DIRECTIONS FOR THIS TASK:
Look for the string "video" and copy every line that has it.

## START DATASET CONTENT

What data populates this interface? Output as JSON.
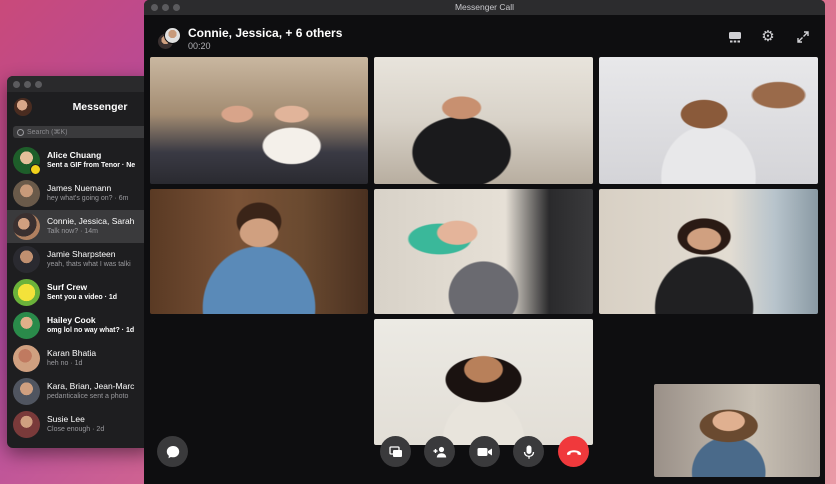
{
  "messenger": {
    "title": "Messenger",
    "search_placeholder": "Search (⌘K)",
    "conversations": [
      {
        "name": "Alice Chuang",
        "preview": "Sent a GIF from Tenor · Ne",
        "unread": true
      },
      {
        "name": "James Nuemann",
        "preview": "hey what's going on? · 6m",
        "unread": false
      },
      {
        "name": "Connie, Jessica, Sarah",
        "preview": "Talk now? · 14m",
        "unread": false,
        "selected": true
      },
      {
        "name": "Jamie Sharpsteen",
        "preview": "yeah, thats what I was talki",
        "unread": false
      },
      {
        "name": "Surf Crew",
        "preview": "Sent you a video · 1d",
        "unread": true
      },
      {
        "name": "Hailey Cook",
        "preview": "omg lol no way what? · 1d",
        "unread": true
      },
      {
        "name": "Karan Bhatia",
        "preview": "heh no · 1d",
        "unread": false
      },
      {
        "name": "Kara, Brian, Jean-Marc",
        "preview": "pedanticalice sent a photo",
        "unread": false
      },
      {
        "name": "Susie Lee",
        "preview": "Close enough · 2d",
        "unread": false
      }
    ]
  },
  "call": {
    "window_title": "Messenger Call",
    "participants_label": "Connie, Jessica, + 6 others",
    "duration": "00:20",
    "header_icons": [
      "grid-icon",
      "gear-icon",
      "expand-icon"
    ],
    "controls": [
      "chat-icon",
      "screen-share-icon",
      "add-person-icon",
      "video-icon",
      "microphone-icon",
      "end-call-icon"
    ],
    "end_call_color": "#f0393c"
  }
}
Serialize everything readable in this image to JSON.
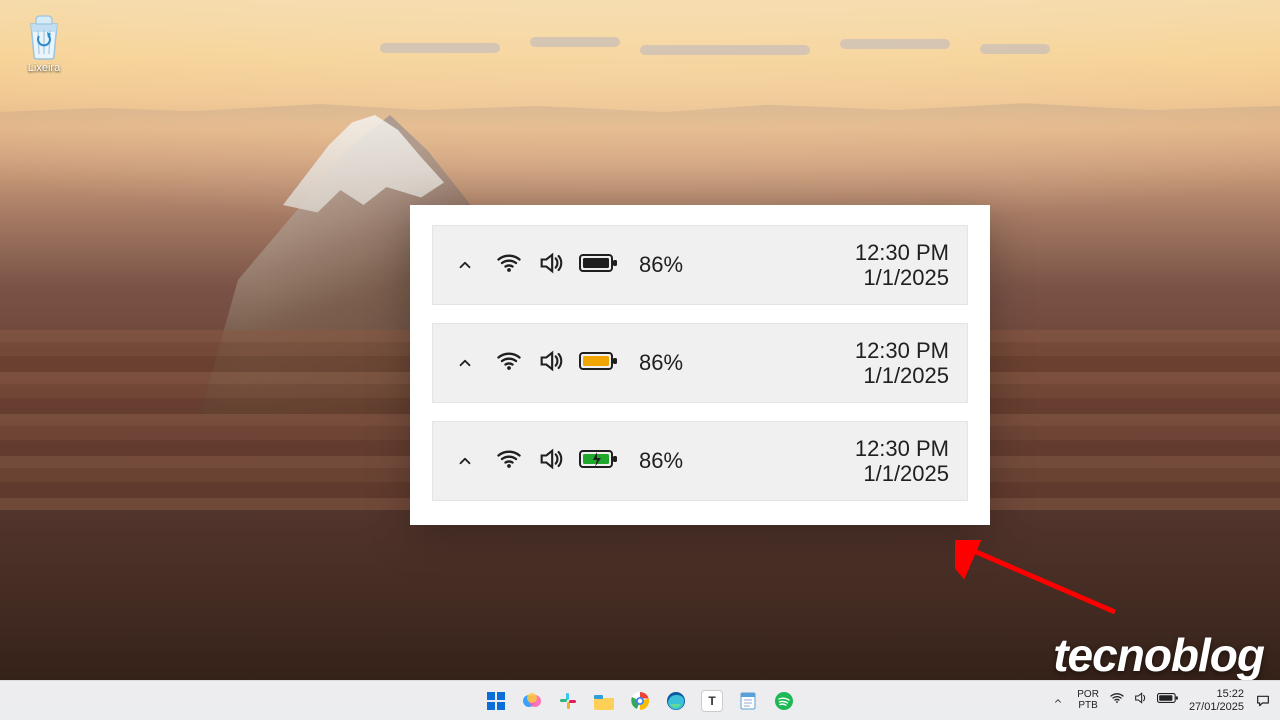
{
  "desktop": {
    "recycle_bin_label": "Lixeira"
  },
  "card": {
    "rows": [
      {
        "battery_pct": "86%",
        "time": "12:30 PM",
        "date": "1/1/2025",
        "battery_color": "#1f1f1f",
        "charging": false
      },
      {
        "battery_pct": "86%",
        "time": "12:30 PM",
        "date": "1/1/2025",
        "battery_color": "#f0a500",
        "charging": false
      },
      {
        "battery_pct": "86%",
        "time": "12:30 PM",
        "date": "1/1/2025",
        "battery_color": "#1fa82c",
        "charging": true
      }
    ]
  },
  "watermark": {
    "text": "tecnoblog"
  },
  "taskbar": {
    "lang_top": "POR",
    "lang_bottom": "PTB",
    "time": "15:22",
    "date": "27/01/2025",
    "pinned": [
      {
        "name": "start",
        "label": ""
      },
      {
        "name": "copilot",
        "label": ""
      },
      {
        "name": "slack",
        "label": ""
      },
      {
        "name": "explorer",
        "label": ""
      },
      {
        "name": "chrome",
        "label": ""
      },
      {
        "name": "edge",
        "label": ""
      },
      {
        "name": "text-app",
        "label": "T"
      },
      {
        "name": "notepad",
        "label": ""
      },
      {
        "name": "spotify",
        "label": ""
      }
    ]
  }
}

## END DATASET CONTENT

FINISHED TASK:
        "preview": "Sent you a video · 1d",
      "video-icon",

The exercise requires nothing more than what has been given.